=== Records to use ===
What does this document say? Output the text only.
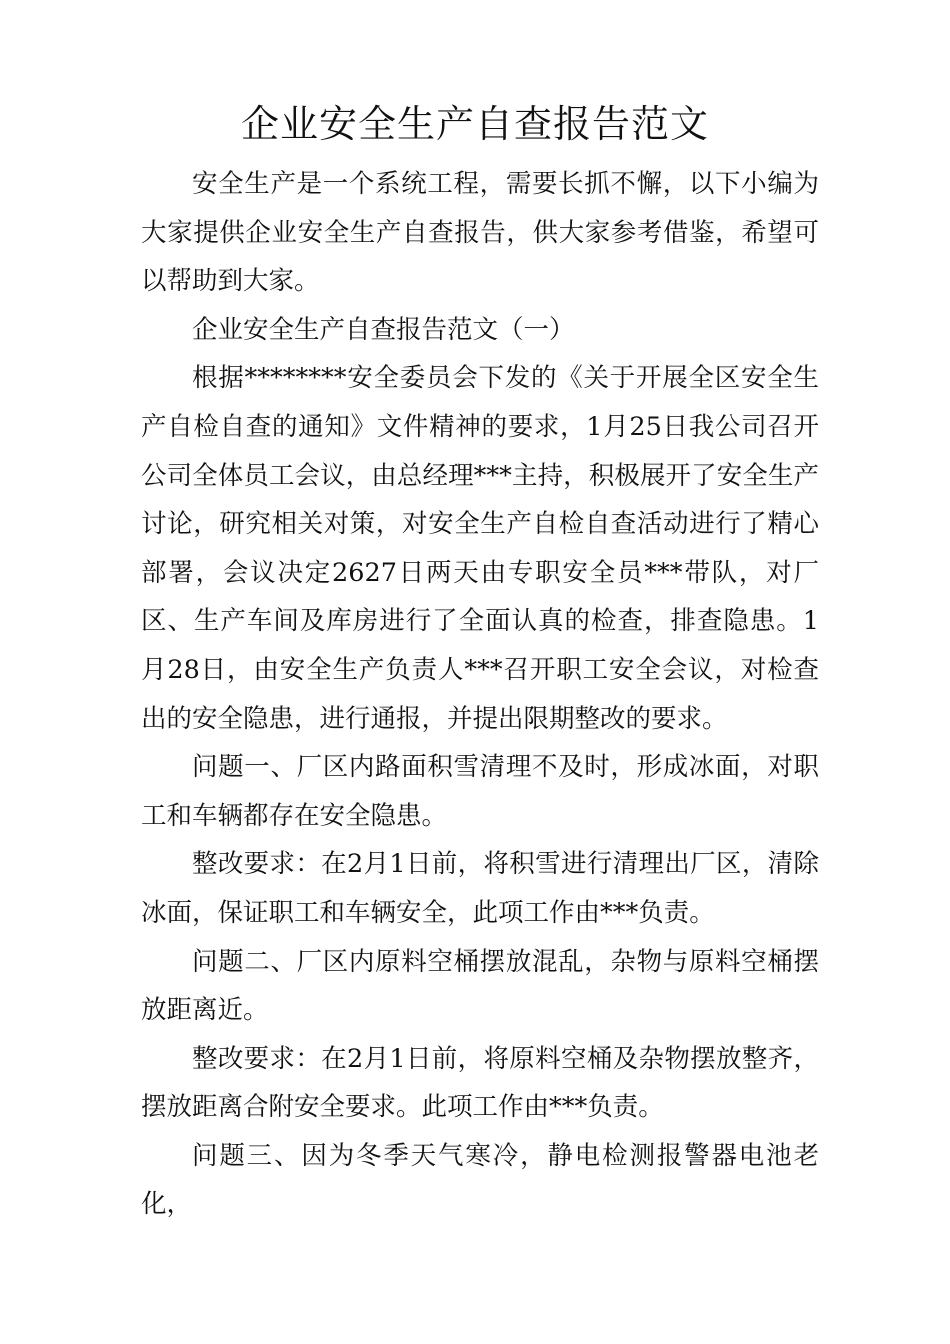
企业安全生产自查报告范文

安全生产是一个系统工程，需要长抓不懈，以下小编为大家提供企业安全生产自查报告，供大家参考借鉴，希望可以帮助到大家。

企业安全生产自查报告范文（一）

根据********安全委员会下发的《关于开展全区安全生产自检自查的通知》文件精神的要求，1月25日我公司召开公司全体员工会议，由总经理***主持，积极展开了安全生产讨论，研究相关对策，对安全生产自检自查活动进行了精心部署，会议决定2627日两天由专职安全员***带队，对厂区、生产车间及库房进行了全面认真的检查，排查隐患。1月28日，由安全生产负责人***召开职工安全会议，对检查出的安全隐患，进行通报，并提出限期整改的要求。

问题一、厂区内路面积雪清理不及时，形成冰面，对职工和车辆都存在安全隐患。

整改要求：在2月1日前，将积雪进行清理出厂区，清除冰面，保证职工和车辆安全，此项工作由***负责。

问题二、厂区内原料空桶摆放混乱，杂物与原料空桶摆放距离近。

整改要求：在2月1日前，将原料空桶及杂物摆放整齐，摆放距离合附安全要求。此项工作由***负责。

问题三、因为冬季天气寒冷，静电检测报警器电池老化，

=== Task requirements ===
Return every line of the records exactly as given, pictures excluded.

=== Result of the exercise ===
What does this document say? Output the text only.
企业安全生产自查报告范文

安全生产是一个系统工程，需要长抓不懈，以下小编为大家提供企业安全生产自查报告，供大家参考借鉴，希望可以帮助到大家。

企业安全生产自查报告范文（一）

根据********安全委员会下发的《关于开展全区安全生产自检自查的通知》文件精神的要求，1月25日我公司召开公司全体员工会议，由总经理***主持，积极展开了安全生产讨论，研究相关对策，对安全生产自检自查活动进行了精心部署，会议决定2627日两天由专职安全员***带队，对厂区、生产车间及库房进行了全面认真的检查，排查隐患。1月28日，由安全生产负责人***召开职工安全会议，对检查出的安全隐患，进行通报，并提出限期整改的要求。

问题一、厂区内路面积雪清理不及时，形成冰面，对职工和车辆都存在安全隐患。

整改要求：在2月1日前，将积雪进行清理出厂区，清除冰面，保证职工和车辆安全，此项工作由***负责。

问题二、厂区内原料空桶摆放混乱，杂物与原料空桶摆放距离近。

整改要求：在2月1日前，将原料空桶及杂物摆放整齐，摆放距离合附安全要求。此项工作由***负责。

问题三、因为冬季天气寒冷，静电检测报警器电池老化，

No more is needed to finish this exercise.